**Set problem:**
Reproduce the full listing below unchanged, apart from the pictures.

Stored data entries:
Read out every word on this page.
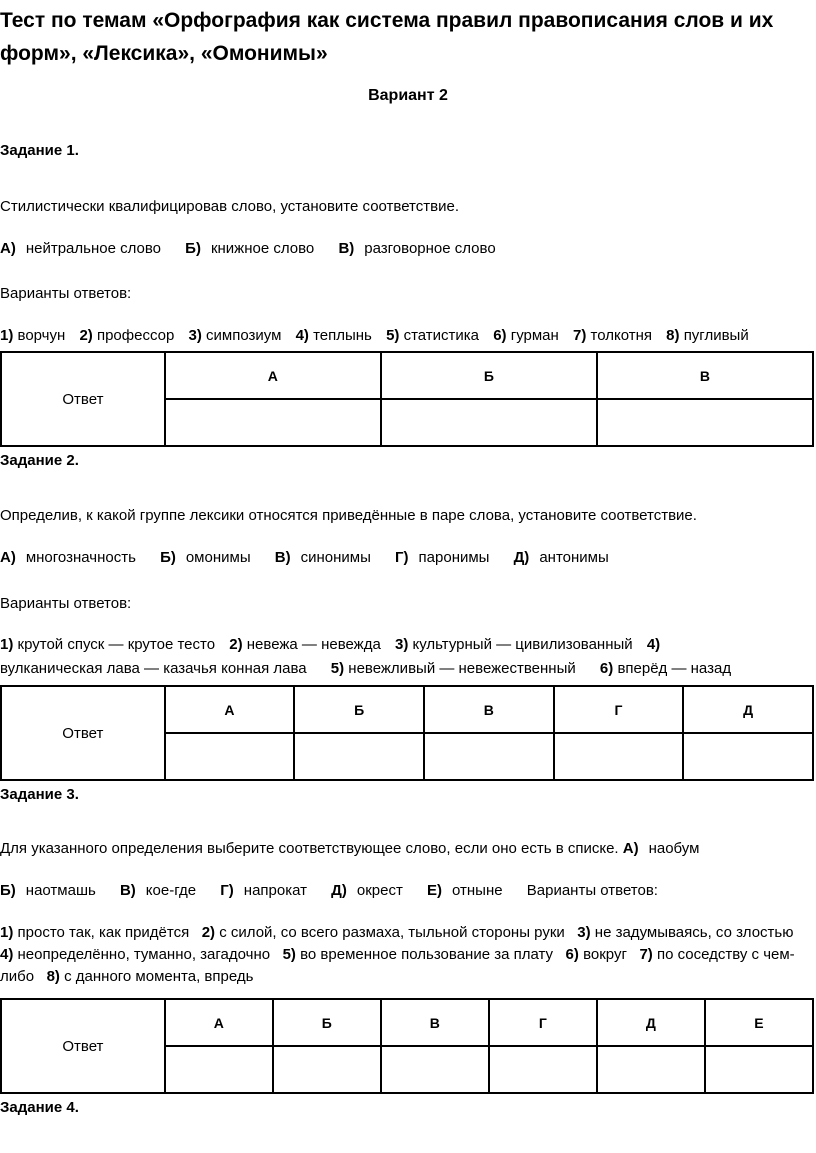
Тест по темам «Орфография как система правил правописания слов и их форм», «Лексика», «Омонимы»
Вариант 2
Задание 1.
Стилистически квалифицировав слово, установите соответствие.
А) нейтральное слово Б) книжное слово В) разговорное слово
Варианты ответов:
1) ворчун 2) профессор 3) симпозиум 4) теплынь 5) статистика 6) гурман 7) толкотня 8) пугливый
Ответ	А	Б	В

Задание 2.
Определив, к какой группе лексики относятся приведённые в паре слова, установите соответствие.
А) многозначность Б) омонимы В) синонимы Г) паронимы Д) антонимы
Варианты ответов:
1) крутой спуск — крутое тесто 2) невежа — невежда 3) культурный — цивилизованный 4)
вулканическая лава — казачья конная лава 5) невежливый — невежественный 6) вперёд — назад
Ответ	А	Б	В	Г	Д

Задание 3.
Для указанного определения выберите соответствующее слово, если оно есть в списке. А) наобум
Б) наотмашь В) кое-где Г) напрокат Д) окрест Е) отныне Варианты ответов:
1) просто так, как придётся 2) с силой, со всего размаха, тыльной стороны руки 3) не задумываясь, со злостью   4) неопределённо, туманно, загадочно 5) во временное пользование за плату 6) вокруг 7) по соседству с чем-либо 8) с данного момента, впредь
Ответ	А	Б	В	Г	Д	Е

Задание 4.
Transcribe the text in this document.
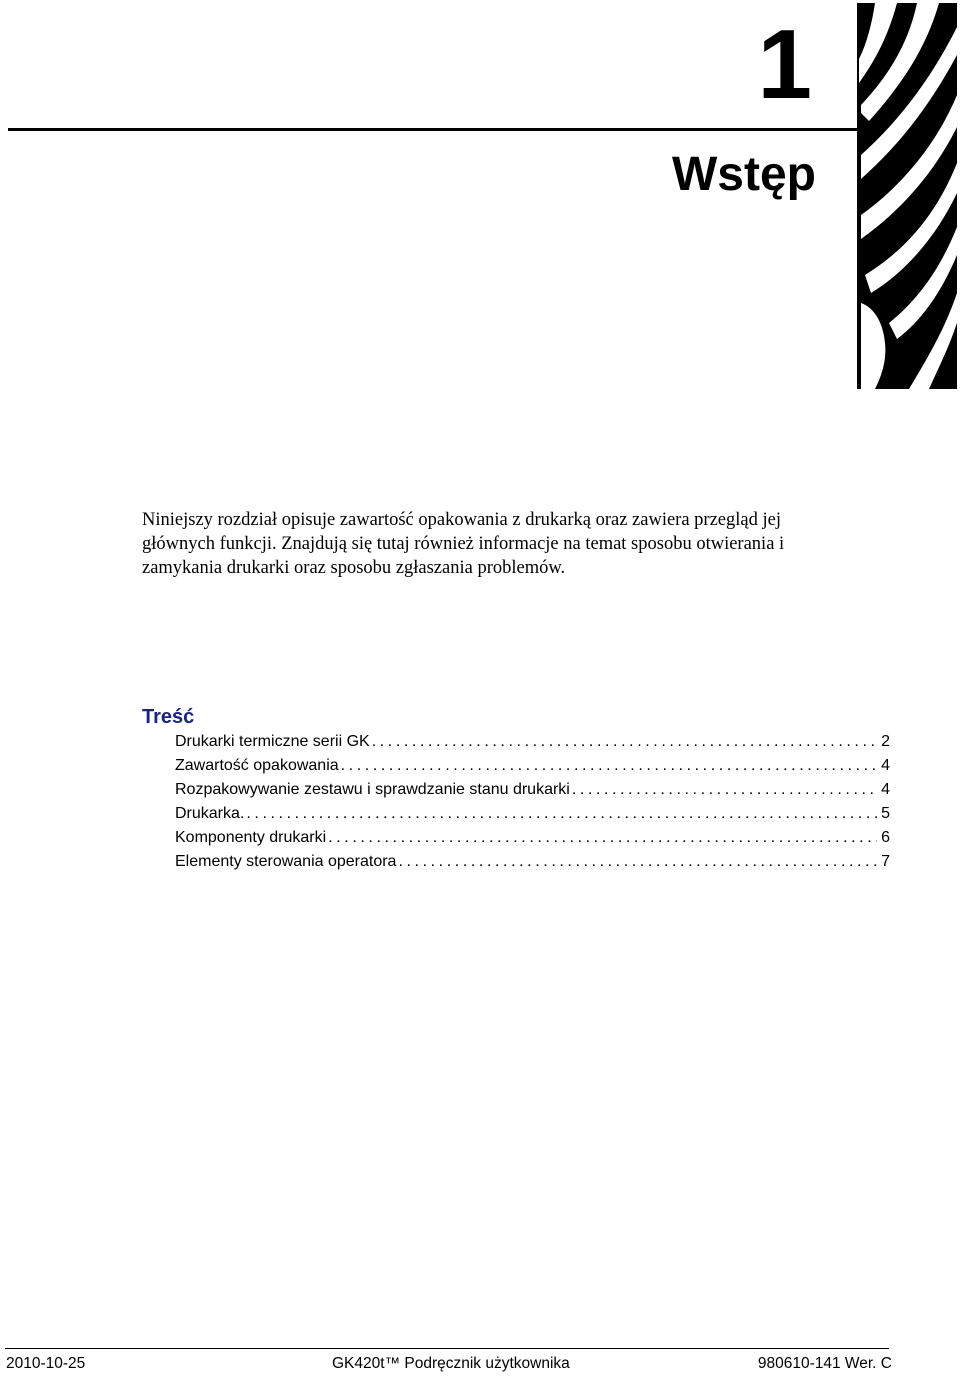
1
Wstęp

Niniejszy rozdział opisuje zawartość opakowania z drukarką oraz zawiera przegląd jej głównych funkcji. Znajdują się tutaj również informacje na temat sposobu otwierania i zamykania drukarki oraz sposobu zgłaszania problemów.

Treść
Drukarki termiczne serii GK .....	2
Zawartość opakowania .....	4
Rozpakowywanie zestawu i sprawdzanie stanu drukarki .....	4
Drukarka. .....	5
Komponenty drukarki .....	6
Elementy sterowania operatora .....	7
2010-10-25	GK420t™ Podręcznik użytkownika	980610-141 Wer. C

**The reply:**
Read out every word on this page.
Тест по темам «Орфография как система правил правописания слов и их форм», «Лексика», «Омонимы»
Вариант 2
Задание 1.
Стилистически квалифицировав слово, установите соответствие.
А) нейтральное слово Б) книжное слово В) разговорное слово
Варианты ответов:
1) ворчун 2) профессор 3) симпозиум 4) теплынь 5) статистика 6) гурман 7) толкотня 8) пугливый
Ответ	А	Б	В

Задание 2.
Определив, к какой группе лексики относятся приведённые в паре слова, установите соответствие.
А) многозначность Б) омонимы В) синонимы Г) паронимы Д) антонимы
Варианты ответов:
1) крутой спуск — крутое тесто 2) невежа — невежда 3) культурный — цивилизованный 4)
вулканическая лава — казачья конная лава 5) невежливый — невежественный 6) вперёд — назад
Ответ	А	Б	В	Г	Д

Задание 3.
Для указанного определения выберите соответствующее слово, если оно есть в списке. А) наобум
Б) наотмашь В) кое-где Г) напрокат Д) окрест Е) отныне Варианты ответов:
1) просто так, как придётся 2) с силой, со всего размаха, тыльной стороны руки 3) не задумываясь, со злостью   4) неопределённо, туманно, загадочно 5) во временное пользование за плату 6) вокруг 7) по соседству с чем-либо 8) с данного момента, впредь
Ответ	А	Б	В	Г	Д	Е

Задание 4.
Transcribe the text in this document.
1
Wstęp

Niniejszy rozdział opisuje zawartość opakowania z drukarką oraz zawiera przegląd jej głównych funkcji. Znajdują się tutaj również informacje na temat sposobu otwierania i zamykania drukarki oraz sposobu zgłaszania problemów.

Treść
Drukarki termiczne serii GK .....	2
Zawartość opakowania .....	4
Rozpakowywanie zestawu i sprawdzanie stanu drukarki .....	4
Drukarka. .....	5
Komponenty drukarki .....	6
Elementy sterowania operatora .....	7
2010-10-25	GK420t™ Podręcznik użytkownika	980610-141 Wer. C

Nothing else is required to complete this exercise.